> Problem details: Update the observability page from "Atlas creates spans" up to and including "request (Hono middleware)" so that it uses "tree" in place of "hierarchy", and give the revised passage.
Start Reading passage
Observability

Atlas includes built-in support for OpenTelemetry distributed tracing and structured JSON logging via Pino. Both are zero-overhead when disabled.

Prerequisites

Atlas server running (bun run dev)
For tracing: an OpenTelemetry-compatible collector (Jaeger, Grafana Tempo, Datadog, etc.)

OpenTelemetry Tracing

Atlas uses the @opentelemetry/api package to create spans around key operations. When the OpenTelemetry SDK is not initialized, the API returns no-op tracers with zero runtime overhead.

Enabling Tracing

Set OTEL_EXPORTER_OTLP_ENDPOINT to your collector's OTLP HTTP endpoint:

OTEL_EXPORTER_OTLP_ENDPOINT=http://localhost:4318

The API server initializes the OpenTelemetry Node.js SDK on startup, registering a trace exporter that sends spans to {OTEL_EXPORTER_OTLP_ENDPOINT}/v1/traces. The API is identified as atlas-api; the web frontend as atlas. Both use the package version from package.json.

When the environment variable is absent, no SDK is initialized and all trace calls are no-ops — zero overhead.

What Gets Traced

Atlas creates spans at each layer of the request lifecycle, forming a proper parent-child hierarchy:

HTTP Request (http.request)
  └── Agent Loop (atlas.agent)
      ├── Step 1
      │   ├── atlas.explore
      │   └── atlas.explore
      └── Step 2
          └── atlas.sql.execute

Span Name	Attributes	Description
`http.request`	`http.method`, `http.target`, `http.status_code`	Root span per API request (Hono middleware)
End Reading passage
Start Supplied information
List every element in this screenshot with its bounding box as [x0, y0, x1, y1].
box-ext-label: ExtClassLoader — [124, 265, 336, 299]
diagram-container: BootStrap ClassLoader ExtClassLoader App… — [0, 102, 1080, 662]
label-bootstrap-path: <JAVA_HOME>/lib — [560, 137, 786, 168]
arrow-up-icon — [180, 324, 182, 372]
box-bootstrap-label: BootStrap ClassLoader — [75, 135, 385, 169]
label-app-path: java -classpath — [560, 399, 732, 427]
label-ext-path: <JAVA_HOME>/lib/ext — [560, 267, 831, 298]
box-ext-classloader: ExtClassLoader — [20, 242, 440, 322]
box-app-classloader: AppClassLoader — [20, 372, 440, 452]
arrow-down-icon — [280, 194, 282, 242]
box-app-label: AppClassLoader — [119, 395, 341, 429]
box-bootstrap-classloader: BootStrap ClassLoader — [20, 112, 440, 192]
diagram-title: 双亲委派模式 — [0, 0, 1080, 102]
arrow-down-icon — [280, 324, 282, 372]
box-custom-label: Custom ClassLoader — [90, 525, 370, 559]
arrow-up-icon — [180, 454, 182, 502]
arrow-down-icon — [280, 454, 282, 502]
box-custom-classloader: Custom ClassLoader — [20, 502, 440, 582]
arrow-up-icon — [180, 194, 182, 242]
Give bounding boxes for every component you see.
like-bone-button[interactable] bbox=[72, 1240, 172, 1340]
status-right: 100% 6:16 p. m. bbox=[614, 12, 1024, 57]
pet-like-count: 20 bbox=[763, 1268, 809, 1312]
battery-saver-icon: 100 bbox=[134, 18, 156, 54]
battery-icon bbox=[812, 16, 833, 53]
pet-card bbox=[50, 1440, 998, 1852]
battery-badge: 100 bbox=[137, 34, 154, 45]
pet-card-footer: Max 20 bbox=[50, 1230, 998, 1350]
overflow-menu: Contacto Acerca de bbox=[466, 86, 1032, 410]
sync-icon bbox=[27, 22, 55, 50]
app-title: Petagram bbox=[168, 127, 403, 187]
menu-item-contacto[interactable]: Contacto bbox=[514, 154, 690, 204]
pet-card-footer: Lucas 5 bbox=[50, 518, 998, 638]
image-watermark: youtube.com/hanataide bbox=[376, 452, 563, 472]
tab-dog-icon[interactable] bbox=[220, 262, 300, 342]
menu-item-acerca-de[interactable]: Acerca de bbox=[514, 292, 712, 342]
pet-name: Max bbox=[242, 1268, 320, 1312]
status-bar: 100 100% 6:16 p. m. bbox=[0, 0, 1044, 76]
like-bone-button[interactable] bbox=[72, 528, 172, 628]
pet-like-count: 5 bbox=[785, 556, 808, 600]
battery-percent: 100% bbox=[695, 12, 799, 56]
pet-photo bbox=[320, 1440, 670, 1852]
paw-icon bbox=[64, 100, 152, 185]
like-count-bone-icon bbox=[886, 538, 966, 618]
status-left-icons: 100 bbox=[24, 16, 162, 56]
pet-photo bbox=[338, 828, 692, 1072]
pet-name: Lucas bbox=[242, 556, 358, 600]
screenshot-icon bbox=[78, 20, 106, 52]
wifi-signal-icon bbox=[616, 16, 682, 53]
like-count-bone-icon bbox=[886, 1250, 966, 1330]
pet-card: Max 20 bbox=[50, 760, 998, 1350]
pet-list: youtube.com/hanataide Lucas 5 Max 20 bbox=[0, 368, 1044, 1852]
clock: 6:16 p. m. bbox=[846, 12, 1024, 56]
End Supplied information
> Finished exercise:
Atlas creates spans at each layer of the request lifecycle, forming a proper parent-child tree:

HTTP Request (http.request)
  └── Agent Loop (atlas.agent)
      ├── Step 1
      │   ├── atlas.explore
      │   └── atlas.explore
      └── Step 2
          └── atlas.sql.execute

Span Name	Attributes	Description
`http.request`	`http.method`, `http.target`, `http.status_code`	Root span per API request (Hono middleware)